[Exercise]
Repeat the entire listing exactly.

Dataset entries
═══
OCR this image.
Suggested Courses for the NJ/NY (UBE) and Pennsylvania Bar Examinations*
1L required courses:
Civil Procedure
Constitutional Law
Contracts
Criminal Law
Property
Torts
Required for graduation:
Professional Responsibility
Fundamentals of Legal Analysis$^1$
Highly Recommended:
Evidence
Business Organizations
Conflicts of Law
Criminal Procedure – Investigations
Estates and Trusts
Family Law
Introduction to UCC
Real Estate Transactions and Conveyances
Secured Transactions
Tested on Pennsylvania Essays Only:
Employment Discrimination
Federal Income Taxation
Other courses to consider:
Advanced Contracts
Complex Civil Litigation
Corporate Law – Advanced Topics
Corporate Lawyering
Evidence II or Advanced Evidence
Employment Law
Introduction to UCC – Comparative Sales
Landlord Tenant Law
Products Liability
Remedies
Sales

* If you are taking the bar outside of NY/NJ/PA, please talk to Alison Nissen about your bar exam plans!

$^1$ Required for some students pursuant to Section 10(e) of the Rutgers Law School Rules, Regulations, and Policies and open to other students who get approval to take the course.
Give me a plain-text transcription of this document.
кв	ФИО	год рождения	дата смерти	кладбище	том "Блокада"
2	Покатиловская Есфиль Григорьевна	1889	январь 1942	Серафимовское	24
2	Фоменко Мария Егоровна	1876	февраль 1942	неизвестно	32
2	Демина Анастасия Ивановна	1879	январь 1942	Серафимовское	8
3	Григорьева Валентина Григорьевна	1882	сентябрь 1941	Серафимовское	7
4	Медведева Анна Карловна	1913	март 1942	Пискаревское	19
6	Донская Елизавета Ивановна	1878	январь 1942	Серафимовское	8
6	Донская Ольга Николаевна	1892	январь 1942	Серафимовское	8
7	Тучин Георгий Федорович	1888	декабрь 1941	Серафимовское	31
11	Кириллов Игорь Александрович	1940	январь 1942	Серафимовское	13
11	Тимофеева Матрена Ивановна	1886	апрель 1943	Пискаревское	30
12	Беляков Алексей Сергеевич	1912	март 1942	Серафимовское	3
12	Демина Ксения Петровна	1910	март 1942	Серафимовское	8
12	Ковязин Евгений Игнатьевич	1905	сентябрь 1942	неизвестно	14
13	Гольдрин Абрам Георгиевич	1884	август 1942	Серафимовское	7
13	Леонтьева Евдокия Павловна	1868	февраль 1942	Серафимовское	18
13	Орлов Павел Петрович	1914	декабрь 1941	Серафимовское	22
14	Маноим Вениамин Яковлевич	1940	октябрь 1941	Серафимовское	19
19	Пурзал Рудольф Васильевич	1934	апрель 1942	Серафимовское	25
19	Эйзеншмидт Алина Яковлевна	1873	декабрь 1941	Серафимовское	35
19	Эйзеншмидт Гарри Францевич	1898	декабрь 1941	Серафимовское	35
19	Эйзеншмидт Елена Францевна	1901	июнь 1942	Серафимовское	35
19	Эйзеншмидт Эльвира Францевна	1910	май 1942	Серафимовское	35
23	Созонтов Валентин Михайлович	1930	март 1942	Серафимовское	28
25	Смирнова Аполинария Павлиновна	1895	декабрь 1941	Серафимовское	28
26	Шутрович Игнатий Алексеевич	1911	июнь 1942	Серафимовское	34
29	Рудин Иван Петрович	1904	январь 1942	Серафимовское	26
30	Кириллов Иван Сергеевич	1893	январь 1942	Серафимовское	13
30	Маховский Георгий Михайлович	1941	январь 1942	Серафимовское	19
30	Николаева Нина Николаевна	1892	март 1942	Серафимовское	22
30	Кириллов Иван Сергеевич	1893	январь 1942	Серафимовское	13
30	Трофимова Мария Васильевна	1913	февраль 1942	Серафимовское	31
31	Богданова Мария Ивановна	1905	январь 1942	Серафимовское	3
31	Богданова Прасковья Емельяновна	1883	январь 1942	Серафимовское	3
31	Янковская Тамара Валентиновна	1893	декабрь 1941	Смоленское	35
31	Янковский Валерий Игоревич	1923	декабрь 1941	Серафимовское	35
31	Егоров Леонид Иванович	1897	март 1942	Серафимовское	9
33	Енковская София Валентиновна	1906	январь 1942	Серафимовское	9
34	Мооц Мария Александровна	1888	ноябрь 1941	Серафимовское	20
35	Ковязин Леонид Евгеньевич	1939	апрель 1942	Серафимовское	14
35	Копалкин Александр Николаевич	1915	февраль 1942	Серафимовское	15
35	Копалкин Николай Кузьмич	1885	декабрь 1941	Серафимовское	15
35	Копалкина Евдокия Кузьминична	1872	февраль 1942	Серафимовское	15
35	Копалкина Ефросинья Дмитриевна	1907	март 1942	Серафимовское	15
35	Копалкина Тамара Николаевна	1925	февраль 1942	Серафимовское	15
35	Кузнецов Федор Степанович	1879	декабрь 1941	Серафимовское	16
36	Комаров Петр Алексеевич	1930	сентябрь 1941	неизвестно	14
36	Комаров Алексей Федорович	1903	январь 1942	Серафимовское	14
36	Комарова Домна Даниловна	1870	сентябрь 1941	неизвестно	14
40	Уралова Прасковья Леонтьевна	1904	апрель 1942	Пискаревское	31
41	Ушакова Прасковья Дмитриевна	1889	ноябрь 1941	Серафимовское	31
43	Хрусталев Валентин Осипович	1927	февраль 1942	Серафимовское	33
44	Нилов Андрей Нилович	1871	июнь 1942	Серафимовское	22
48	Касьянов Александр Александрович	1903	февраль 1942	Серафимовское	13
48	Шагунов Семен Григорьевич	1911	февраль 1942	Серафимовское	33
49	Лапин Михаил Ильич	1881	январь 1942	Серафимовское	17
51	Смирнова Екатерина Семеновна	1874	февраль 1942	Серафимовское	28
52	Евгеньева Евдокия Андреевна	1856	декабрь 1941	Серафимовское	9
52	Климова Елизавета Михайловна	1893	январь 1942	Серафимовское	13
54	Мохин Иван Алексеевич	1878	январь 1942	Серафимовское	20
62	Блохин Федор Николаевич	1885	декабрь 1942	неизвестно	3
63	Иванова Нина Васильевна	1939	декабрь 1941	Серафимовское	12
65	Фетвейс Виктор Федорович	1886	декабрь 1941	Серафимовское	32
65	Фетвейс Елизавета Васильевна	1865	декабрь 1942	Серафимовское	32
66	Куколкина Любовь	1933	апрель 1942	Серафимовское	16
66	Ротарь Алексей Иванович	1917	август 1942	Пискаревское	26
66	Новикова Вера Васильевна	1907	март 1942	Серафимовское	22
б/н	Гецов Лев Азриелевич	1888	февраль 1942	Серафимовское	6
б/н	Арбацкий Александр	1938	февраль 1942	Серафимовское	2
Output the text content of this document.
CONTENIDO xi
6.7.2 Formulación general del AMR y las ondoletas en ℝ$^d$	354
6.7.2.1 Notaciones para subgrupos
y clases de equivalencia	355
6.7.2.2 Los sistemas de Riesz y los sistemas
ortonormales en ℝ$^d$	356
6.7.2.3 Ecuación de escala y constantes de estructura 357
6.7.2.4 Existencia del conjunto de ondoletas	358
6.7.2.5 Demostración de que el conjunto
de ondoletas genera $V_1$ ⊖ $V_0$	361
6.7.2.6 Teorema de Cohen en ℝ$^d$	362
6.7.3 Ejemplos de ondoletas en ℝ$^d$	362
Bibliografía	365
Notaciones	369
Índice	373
═══
[Written solution]
OCR this image.
Suggested Courses for the NJ/NY (UBE) and Pennsylvania Bar Examinations*
1L required courses:
Civil Procedure
Constitutional Law
Contracts
Criminal Law
Property
Torts
Required for graduation:
Professional Responsibility
Fundamentals of Legal Analysis$^1$
Highly Recommended:
Evidence
Business Organizations
Conflicts of Law
Criminal Procedure – Investigations
Estates and Trusts
Family Law
Introduction to UCC
Real Estate Transactions and Conveyances
Secured Transactions
Tested on Pennsylvania Essays Only:
Employment Discrimination
Federal Income Taxation
Other courses to consider:
Advanced Contracts
Complex Civil Litigation
Corporate Law – Advanced Topics
Corporate Lawyering
Evidence II or Advanced Evidence
Employment Law
Introduction to UCC – Comparative Sales
Landlord Tenant Law
Products Liability
Remedies
Sales

* If you are taking the bar outside of NY/NJ/PA, please talk to Alison Nissen about your bar exam plans!

$^1$ Required for some students pursuant to Section 10(e) of the Rutgers Law School Rules, Regulations, and Policies and open to other students who get approval to take the course.
Give me a plain-text transcription of this document.
кв	ФИО	год рождения	дата смерти	кладбище	том "Блокада"
2	Покатиловская Есфиль Григорьевна	1889	январь 1942	Серафимовское	24
2	Фоменко Мария Егоровна	1876	февраль 1942	неизвестно	32
2	Демина Анастасия Ивановна	1879	январь 1942	Серафимовское	8
3	Григорьева Валентина Григорьевна	1882	сентябрь 1941	Серафимовское	7
4	Медведева Анна Карловна	1913	март 1942	Пискаревское	19
6	Донская Елизавета Ивановна	1878	январь 1942	Серафимовское	8
6	Донская Ольга Николаевна	1892	январь 1942	Серафимовское	8
7	Тучин Георгий Федорович	1888	декабрь 1941	Серафимовское	31
11	Кириллов Игорь Александрович	1940	январь 1942	Серафимовское	13
11	Тимофеева Матрена Ивановна	1886	апрель 1943	Пискаревское	30
12	Беляков Алексей Сергеевич	1912	март 1942	Серафимовское	3
12	Демина Ксения Петровна	1910	март 1942	Серафимовское	8
12	Ковязин Евгений Игнатьевич	1905	сентябрь 1942	неизвестно	14
13	Гольдрин Абрам Георгиевич	1884	август 1942	Серафимовское	7
13	Леонтьева Евдокия Павловна	1868	февраль 1942	Серафимовское	18
13	Орлов Павел Петрович	1914	декабрь 1941	Серафимовское	22
14	Маноим Вениамин Яковлевич	1940	октябрь 1941	Серафимовское	19
19	Пурзал Рудольф Васильевич	1934	апрель 1942	Серафимовское	25
19	Эйзеншмидт Алина Яковлевна	1873	декабрь 1941	Серафимовское	35
19	Эйзеншмидт Гарри Францевич	1898	декабрь 1941	Серафимовское	35
19	Эйзеншмидт Елена Францевна	1901	июнь 1942	Серафимовское	35
19	Эйзеншмидт Эльвира Францевна	1910	май 1942	Серафимовское	35
23	Созонтов Валентин Михайлович	1930	март 1942	Серафимовское	28
25	Смирнова Аполинария Павлиновна	1895	декабрь 1941	Серафимовское	28
26	Шутрович Игнатий Алексеевич	1911	июнь 1942	Серафимовское	34
29	Рудин Иван Петрович	1904	январь 1942	Серафимовское	26
30	Кириллов Иван Сергеевич	1893	январь 1942	Серафимовское	13
30	Маховский Георгий Михайлович	1941	январь 1942	Серафимовское	19
30	Николаева Нина Николаевна	1892	март 1942	Серафимовское	22
30	Кириллов Иван Сергеевич	1893	январь 1942	Серафимовское	13
30	Трофимова Мария Васильевна	1913	февраль 1942	Серафимовское	31
31	Богданова Мария Ивановна	1905	январь 1942	Серафимовское	3
31	Богданова Прасковья Емельяновна	1883	январь 1942	Серафимовское	3
31	Янковская Тамара Валентиновна	1893	декабрь 1941	Смоленское	35
31	Янковский Валерий Игоревич	1923	декабрь 1941	Серафимовское	35
31	Егоров Леонид Иванович	1897	март 1942	Серафимовское	9
33	Енковская София Валентиновна	1906	январь 1942	Серафимовское	9
34	Мооц Мария Александровна	1888	ноябрь 1941	Серафимовское	20
35	Ковязин Леонид Евгеньевич	1939	апрель 1942	Серафимовское	14
35	Копалкин Александр Николаевич	1915	февраль 1942	Серафимовское	15
35	Копалкин Николай Кузьмич	1885	декабрь 1941	Серафимовское	15
35	Копалкина Евдокия Кузьминична	1872	февраль 1942	Серафимовское	15
35	Копалкина Ефросинья Дмитриевна	1907	март 1942	Серафимовское	15
35	Копалкина Тамара Николаевна	1925	февраль 1942	Серафимовское	15
35	Кузнецов Федор Степанович	1879	декабрь 1941	Серафимовское	16
36	Комаров Петр Алексеевич	1930	сентябрь 1941	неизвестно	14
36	Комаров Алексей Федорович	1903	январь 1942	Серафимовское	14
36	Комарова Домна Даниловна	1870	сентябрь 1941	неизвестно	14
40	Уралова Прасковья Леонтьевна	1904	апрель 1942	Пискаревское	31
41	Ушакова Прасковья Дмитриевна	1889	ноябрь 1941	Серафимовское	31
43	Хрусталев Валентин Осипович	1927	февраль 1942	Серафимовское	33
44	Нилов Андрей Нилович	1871	июнь 1942	Серафимовское	22
48	Касьянов Александр Александрович	1903	февраль 1942	Серафимовское	13
48	Шагунов Семен Григорьевич	1911	февраль 1942	Серафимовское	33
49	Лапин Михаил Ильич	1881	январь 1942	Серафимовское	17
51	Смирнова Екатерина Семеновна	1874	февраль 1942	Серафимовское	28
52	Евгеньева Евдокия Андреевна	1856	декабрь 1941	Серафимовское	9
52	Климова Елизавета Михайловна	1893	январь 1942	Серафимовское	13
54	Мохин Иван Алексеевич	1878	январь 1942	Серафимовское	20
62	Блохин Федор Николаевич	1885	декабрь 1942	неизвестно	3
63	Иванова Нина Васильевна	1939	декабрь 1941	Серафимовское	12
65	Фетвейс Виктор Федорович	1886	декабрь 1941	Серафимовское	32
65	Фетвейс Елизавета Васильевна	1865	декабрь 1942	Серафимовское	32
66	Куколкина Любовь	1933	апрель 1942	Серафимовское	16
66	Ротарь Алексей Иванович	1917	август 1942	Пискаревское	26
66	Новикова Вера Васильевна	1907	март 1942	Серафимовское	22
б/н	Гецов Лев Азриелевич	1888	февраль 1942	Серафимовское	6
б/н	Арбацкий Александр	1938	февраль 1942	Серафимовское	2
Output the text content of this document.
CONTENIDO xi
6.7.2 Formulación general del AMR y las ondoletas en ℝ$^d$	354
6.7.2.1 Notaciones para subgrupos
y clases de equivalencia	355
6.7.2.2 Los sistemas de Riesz y los sistemas
ortonormales en ℝ$^d$	356
6.7.2.3 Ecuación de escala y constantes de estructura 357
6.7.2.4 Existencia del conjunto de ondoletas	358
6.7.2.5 Demostración de que el conjunto
de ondoletas genera $V_1$ ⊖ $V_0$	361
6.7.2.6 Teorema de Cohen en ℝ$^d$	362
6.7.3 Ejemplos de ondoletas en ℝ$^d$	362
Bibliografía	365
Notaciones	369
Índice	373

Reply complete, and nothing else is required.